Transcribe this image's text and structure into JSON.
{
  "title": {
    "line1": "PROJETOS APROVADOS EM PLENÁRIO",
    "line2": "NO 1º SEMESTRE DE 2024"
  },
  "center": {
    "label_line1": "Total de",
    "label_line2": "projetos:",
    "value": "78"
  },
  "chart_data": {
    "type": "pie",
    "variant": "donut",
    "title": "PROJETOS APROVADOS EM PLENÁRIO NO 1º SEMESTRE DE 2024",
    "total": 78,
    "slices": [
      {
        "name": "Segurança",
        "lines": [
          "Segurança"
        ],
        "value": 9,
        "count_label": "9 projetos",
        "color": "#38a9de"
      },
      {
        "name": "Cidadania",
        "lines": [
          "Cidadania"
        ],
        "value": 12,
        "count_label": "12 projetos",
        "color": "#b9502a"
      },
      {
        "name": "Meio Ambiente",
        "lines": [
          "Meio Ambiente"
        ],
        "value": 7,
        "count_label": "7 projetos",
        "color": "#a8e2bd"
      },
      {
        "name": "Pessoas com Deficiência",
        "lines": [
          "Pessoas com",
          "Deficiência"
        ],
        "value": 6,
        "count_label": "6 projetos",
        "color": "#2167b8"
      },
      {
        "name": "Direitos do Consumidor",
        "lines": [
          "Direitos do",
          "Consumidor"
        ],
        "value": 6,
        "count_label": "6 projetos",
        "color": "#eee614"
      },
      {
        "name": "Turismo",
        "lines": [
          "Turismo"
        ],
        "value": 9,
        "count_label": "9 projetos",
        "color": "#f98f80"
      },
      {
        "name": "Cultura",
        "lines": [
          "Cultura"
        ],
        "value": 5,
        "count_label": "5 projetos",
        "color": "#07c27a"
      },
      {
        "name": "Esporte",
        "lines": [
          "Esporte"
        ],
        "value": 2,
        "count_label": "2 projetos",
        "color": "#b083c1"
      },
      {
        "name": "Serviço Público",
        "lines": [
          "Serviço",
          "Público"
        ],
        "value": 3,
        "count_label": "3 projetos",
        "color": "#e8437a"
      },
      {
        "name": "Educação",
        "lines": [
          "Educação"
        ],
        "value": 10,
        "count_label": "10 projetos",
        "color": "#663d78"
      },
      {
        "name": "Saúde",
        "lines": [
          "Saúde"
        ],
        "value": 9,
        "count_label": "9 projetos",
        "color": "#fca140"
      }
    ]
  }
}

▶ [Exercise instructions]: Repeat the material above in full, keeping every word.

▶ [Written response]:
Transcribe this image's text and structure into JSON.
{
  "title": {
    "line1": "PROJETOS APROVADOS EM PLENÁRIO",
    "line2": "NO 1º SEMESTRE DE 2024"
  },
  "center": {
    "label_line1": "Total de",
    "label_line2": "projetos:",
    "value": "78"
  },
  "chart_data": {
    "type": "pie",
    "variant": "donut",
    "title": "PROJETOS APROVADOS EM PLENÁRIO NO 1º SEMESTRE DE 2024",
    "total": 78,
    "slices": [
      {
        "name": "Segurança",
        "lines": [
          "Segurança"
        ],
        "value": 9,
        "count_label": "9 projetos",
        "color": "#38a9de"
      },
      {
        "name": "Cidadania",
        "lines": [
          "Cidadania"
        ],
        "value": 12,
        "count_label": "12 projetos",
        "color": "#b9502a"
      },
      {
        "name": "Meio Ambiente",
        "lines": [
          "Meio Ambiente"
        ],
        "value": 7,
        "count_label": "7 projetos",
        "color": "#a8e2bd"
      },
      {
        "name": "Pessoas com Deficiência",
        "lines": [
          "Pessoas com",
          "Deficiência"
        ],
        "value": 6,
        "count_label": "6 projetos",
        "color": "#2167b8"
      },
      {
        "name": "Direitos do Consumidor",
        "lines": [
          "Direitos do",
          "Consumidor"
        ],
        "value": 6,
        "count_label": "6 projetos",
        "color": "#eee614"
      },
      {
        "name": "Turismo",
        "lines": [
          "Turismo"
        ],
        "value": 9,
        "count_label": "9 projetos",
        "color": "#f98f80"
      },
      {
        "name": "Cultura",
        "lines": [
          "Cultura"
        ],
        "value": 5,
        "count_label": "5 projetos",
        "color": "#07c27a"
      },
      {
        "name": "Esporte",
        "lines": [
          "Esporte"
        ],
        "value": 2,
        "count_label": "2 projetos",
        "color": "#b083c1"
      },
      {
        "name": "Serviço Público",
        "lines": [
          "Serviço",
          "Público"
        ],
        "value": 3,
        "count_label": "3 projetos",
        "color": "#e8437a"
      },
      {
        "name": "Educação",
        "lines": [
          "Educação"
        ],
        "value": 10,
        "count_label": "10 projetos",
        "color": "#663d78"
      },
      {
        "name": "Saúde",
        "lines": [
          "Saúde"
        ],
        "value": 9,
        "count_label": "9 projetos",
        "color": "#fca140"
      }
    ]
  }
}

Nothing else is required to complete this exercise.